■ TASK TO COMPLETE: Copy out each line containing "name" from the entries below.

====== DATASET ROWS

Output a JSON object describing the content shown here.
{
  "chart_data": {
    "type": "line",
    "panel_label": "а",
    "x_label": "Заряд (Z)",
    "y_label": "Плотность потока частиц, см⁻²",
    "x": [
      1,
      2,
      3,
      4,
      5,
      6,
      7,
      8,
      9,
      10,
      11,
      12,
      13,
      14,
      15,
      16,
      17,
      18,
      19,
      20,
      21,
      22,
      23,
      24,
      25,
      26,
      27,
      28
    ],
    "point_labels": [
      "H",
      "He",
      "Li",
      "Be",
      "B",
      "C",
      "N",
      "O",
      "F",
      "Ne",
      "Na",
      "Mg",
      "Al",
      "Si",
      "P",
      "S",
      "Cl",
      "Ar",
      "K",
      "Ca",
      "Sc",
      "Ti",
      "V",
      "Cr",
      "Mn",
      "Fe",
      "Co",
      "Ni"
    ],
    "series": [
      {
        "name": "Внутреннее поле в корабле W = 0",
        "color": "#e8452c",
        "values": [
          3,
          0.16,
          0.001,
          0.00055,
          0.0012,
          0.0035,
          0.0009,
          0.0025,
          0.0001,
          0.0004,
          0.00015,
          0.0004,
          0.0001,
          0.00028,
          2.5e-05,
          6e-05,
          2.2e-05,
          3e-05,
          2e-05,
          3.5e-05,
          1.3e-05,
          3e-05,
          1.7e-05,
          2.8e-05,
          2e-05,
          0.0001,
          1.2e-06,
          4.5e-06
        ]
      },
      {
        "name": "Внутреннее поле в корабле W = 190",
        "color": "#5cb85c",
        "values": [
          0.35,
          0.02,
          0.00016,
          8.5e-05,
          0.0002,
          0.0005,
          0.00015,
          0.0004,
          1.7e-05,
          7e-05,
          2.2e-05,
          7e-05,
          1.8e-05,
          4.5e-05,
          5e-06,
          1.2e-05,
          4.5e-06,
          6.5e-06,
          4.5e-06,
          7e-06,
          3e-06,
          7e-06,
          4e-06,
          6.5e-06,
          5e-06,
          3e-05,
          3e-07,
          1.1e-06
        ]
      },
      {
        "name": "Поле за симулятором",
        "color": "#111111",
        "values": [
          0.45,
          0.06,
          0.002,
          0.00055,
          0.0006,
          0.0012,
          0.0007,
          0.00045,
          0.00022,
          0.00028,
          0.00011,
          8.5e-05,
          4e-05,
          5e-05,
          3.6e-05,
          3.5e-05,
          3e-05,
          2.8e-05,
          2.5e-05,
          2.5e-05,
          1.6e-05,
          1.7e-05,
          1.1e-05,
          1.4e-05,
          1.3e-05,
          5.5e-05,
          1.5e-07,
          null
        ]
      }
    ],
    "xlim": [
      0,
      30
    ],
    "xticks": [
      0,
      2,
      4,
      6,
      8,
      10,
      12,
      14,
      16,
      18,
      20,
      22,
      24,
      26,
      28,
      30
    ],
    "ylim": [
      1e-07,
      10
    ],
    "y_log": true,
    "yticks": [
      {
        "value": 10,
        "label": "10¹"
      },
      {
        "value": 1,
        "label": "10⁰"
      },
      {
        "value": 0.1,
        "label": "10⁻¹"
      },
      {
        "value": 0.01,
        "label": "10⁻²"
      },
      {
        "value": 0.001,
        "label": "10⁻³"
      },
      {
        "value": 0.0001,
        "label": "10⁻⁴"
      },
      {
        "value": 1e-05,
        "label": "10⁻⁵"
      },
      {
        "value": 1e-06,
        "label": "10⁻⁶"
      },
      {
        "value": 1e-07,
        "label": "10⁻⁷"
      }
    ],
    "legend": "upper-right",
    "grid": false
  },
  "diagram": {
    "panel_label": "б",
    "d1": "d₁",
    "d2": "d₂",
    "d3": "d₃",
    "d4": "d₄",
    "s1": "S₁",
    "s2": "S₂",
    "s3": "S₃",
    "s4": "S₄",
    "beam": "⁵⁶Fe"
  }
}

============

■ ANSWER TO THIS EXERCISE:
        "name": "Внутреннее поле в корабле W = 0",
        "name": "Внутреннее поле в корабле W = 190",
        "name": "Поле за симулятором",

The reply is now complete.